What to work on – Print the data exactly, leaving nothing out.

*** Recorded data

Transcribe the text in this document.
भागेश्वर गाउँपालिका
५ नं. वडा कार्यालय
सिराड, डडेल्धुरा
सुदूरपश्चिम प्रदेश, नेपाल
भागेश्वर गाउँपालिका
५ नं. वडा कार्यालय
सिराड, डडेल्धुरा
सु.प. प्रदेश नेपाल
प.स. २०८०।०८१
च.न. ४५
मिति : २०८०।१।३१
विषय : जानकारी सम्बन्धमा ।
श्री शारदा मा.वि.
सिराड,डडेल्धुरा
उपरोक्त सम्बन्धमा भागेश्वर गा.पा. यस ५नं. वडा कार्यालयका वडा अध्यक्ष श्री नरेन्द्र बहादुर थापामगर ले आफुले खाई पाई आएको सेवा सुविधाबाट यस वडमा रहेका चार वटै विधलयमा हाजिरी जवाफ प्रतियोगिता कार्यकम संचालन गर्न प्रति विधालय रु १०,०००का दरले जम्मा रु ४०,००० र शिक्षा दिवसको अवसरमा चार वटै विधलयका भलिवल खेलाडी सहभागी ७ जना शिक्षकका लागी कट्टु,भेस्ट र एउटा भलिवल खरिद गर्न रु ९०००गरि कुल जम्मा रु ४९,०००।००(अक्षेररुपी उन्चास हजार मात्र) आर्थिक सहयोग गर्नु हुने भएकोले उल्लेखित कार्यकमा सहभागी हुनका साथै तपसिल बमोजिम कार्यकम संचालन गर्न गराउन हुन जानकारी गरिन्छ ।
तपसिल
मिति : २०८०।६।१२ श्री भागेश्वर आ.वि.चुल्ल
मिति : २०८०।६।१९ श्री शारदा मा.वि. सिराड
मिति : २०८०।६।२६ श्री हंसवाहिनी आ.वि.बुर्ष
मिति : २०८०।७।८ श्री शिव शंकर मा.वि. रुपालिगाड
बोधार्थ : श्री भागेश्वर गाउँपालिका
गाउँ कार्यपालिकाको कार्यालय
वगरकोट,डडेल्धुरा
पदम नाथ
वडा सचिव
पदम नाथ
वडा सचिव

******

Output for this task –
Transcribe the text in this document.
भागेश्वर गाउँपालिका
५ नं. वडा कार्यालय
सिराड, डडेल्धुरा
सुदूरपश्चिम प्रदेश, नेपाल
भागेश्वर गाउँपालिका
५ नं. वडा कार्यालय
सिराड, डडेल्धुरा
सु.प. प्रदेश नेपाल
प.स. २०८०।०८१
च.न. ४५
मिति : २०८०।१।३१
विषय : जानकारी सम्बन्धमा ।
श्री शारदा मा.वि.
सिराड,डडेल्धुरा
उपरोक्त सम्बन्धमा भागेश्वर गा.पा. यस ५नं. वडा कार्यालयका वडा अध्यक्ष श्री नरेन्द्र बहादुर थापामगर ले आफुले खाई पाई आएको सेवा सुविधाबाट यस वडमा रहेका चार वटै विधलयमा हाजिरी जवाफ प्रतियोगिता कार्यकम संचालन गर्न प्रति विधालय रु १०,०००का दरले जम्मा रु ४०,००० र शिक्षा दिवसको अवसरमा चार वटै विधलयका भलिवल खेलाडी सहभागी ७ जना शिक्षकका लागी कट्टु,भेस्ट र एउटा भलिवल खरिद गर्न रु ९०००गरि कुल जम्मा रु ४९,०००।००(अक्षेररुपी उन्चास हजार मात्र) आर्थिक सहयोग गर्नु हुने भएकोले उल्लेखित कार्यकमा सहभागी हुनका साथै तपसिल बमोजिम कार्यकम संचालन गर्न गराउन हुन जानकारी गरिन्छ ।
तपसिल
मिति : २०८०।६।१२ श्री भागेश्वर आ.वि.चुल्ल
मिति : २०८०।६।१९ श्री शारदा मा.वि. सिराड
मिति : २०८०।६।२६ श्री हंसवाहिनी आ.वि.बुर्ष
मिति : २०८०।७।८ श्री शिव शंकर मा.वि. रुपालिगाड
बोधार्थ : श्री भागेश्वर गाउँपालिका
गाउँ कार्यपालिकाको कार्यालय
वगरकोट,डडेल्धुरा
पदम नाथ
वडा सचिव
पदम नाथ
वडा सचिव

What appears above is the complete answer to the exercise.